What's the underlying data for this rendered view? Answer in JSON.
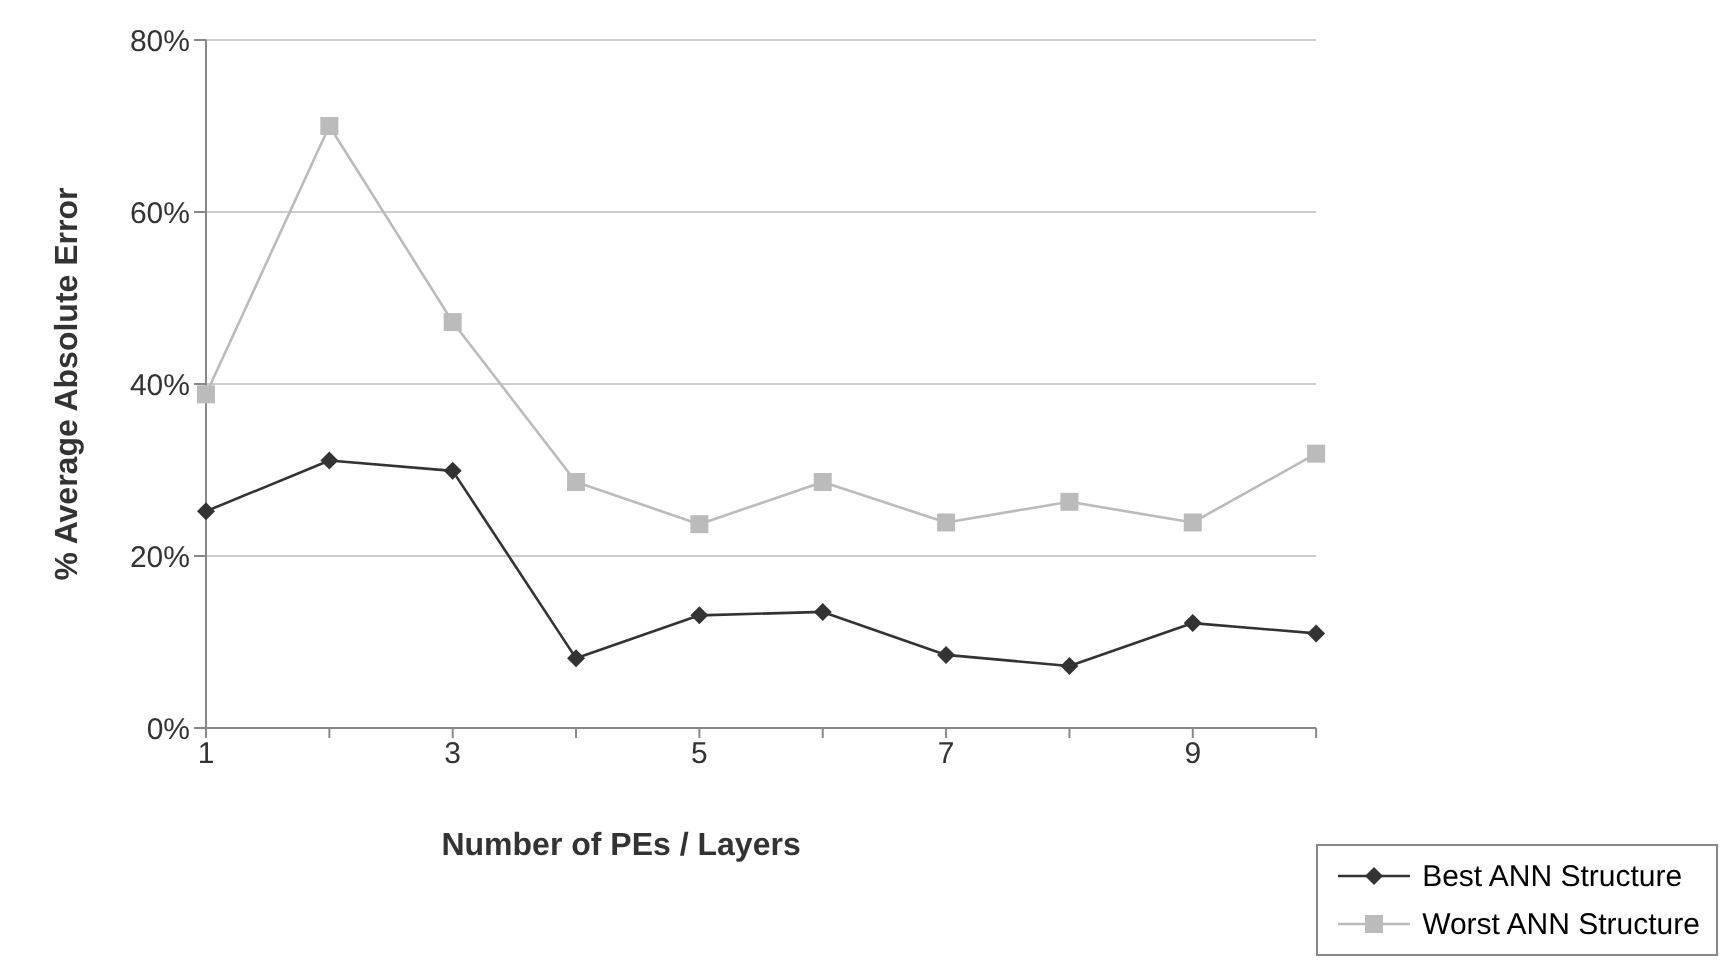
{
  "chart_data": {
    "type": "line",
    "xlabel": "Number of PEs / Layers",
    "ylabel": "% Average Absolute Error",
    "categories": [
      "1",
      null,
      "3",
      null,
      "5",
      null,
      "7",
      null,
      "9",
      null
    ],
    "series": [
      {
        "name": "Best ANN Structure",
        "color": "#333333",
        "marker": "diamond",
        "values": [
          25.2,
          31.1,
          29.9,
          8.1,
          13.1,
          13.5,
          8.5,
          7.2,
          12.2,
          11
        ]
      },
      {
        "name": "Worst ANN Structure",
        "color": "#bbbbbb",
        "marker": "square",
        "values": [
          38.8,
          70,
          47.2,
          28.6,
          23.7,
          28.6,
          23.9,
          26.3,
          23.9,
          31.9
        ]
      }
    ],
    "ylim": [
      0,
      80
    ],
    "yticks": [
      {
        "value": 0,
        "label": "0%"
      },
      {
        "value": 20,
        "label": "20%"
      },
      {
        "value": 40,
        "label": "40%"
      },
      {
        "value": 60,
        "label": "60%"
      },
      {
        "value": 80,
        "label": "80%"
      }
    ],
    "grid": "y",
    "legend": "bottom right"
  }
}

# # #

▶ WHAT THE EXERCISE ASKS:
Pictures stay out; repeat all the rest of the records exactly.

▶ SOLUTION:
What's the underlying data for this rendered view? Answer in JSON.
{
  "chart_data": {
    "type": "line",
    "xlabel": "Number of PEs / Layers",
    "ylabel": "% Average Absolute Error",
    "categories": [
      "1",
      null,
      "3",
      null,
      "5",
      null,
      "7",
      null,
      "9",
      null
    ],
    "series": [
      {
        "name": "Best ANN Structure",
        "color": "#333333",
        "marker": "diamond",
        "values": [
          25.2,
          31.1,
          29.9,
          8.1,
          13.1,
          13.5,
          8.5,
          7.2,
          12.2,
          11
        ]
      },
      {
        "name": "Worst ANN Structure",
        "color": "#bbbbbb",
        "marker": "square",
        "values": [
          38.8,
          70,
          47.2,
          28.6,
          23.7,
          28.6,
          23.9,
          26.3,
          23.9,
          31.9
        ]
      }
    ],
    "ylim": [
      0,
      80
    ],
    "yticks": [
      {
        "value": 0,
        "label": "0%"
      },
      {
        "value": 20,
        "label": "20%"
      },
      {
        "value": 40,
        "label": "40%"
      },
      {
        "value": 60,
        "label": "60%"
      },
      {
        "value": 80,
        "label": "80%"
      }
    ],
    "grid": "y",
    "legend": "bottom right"
  }
}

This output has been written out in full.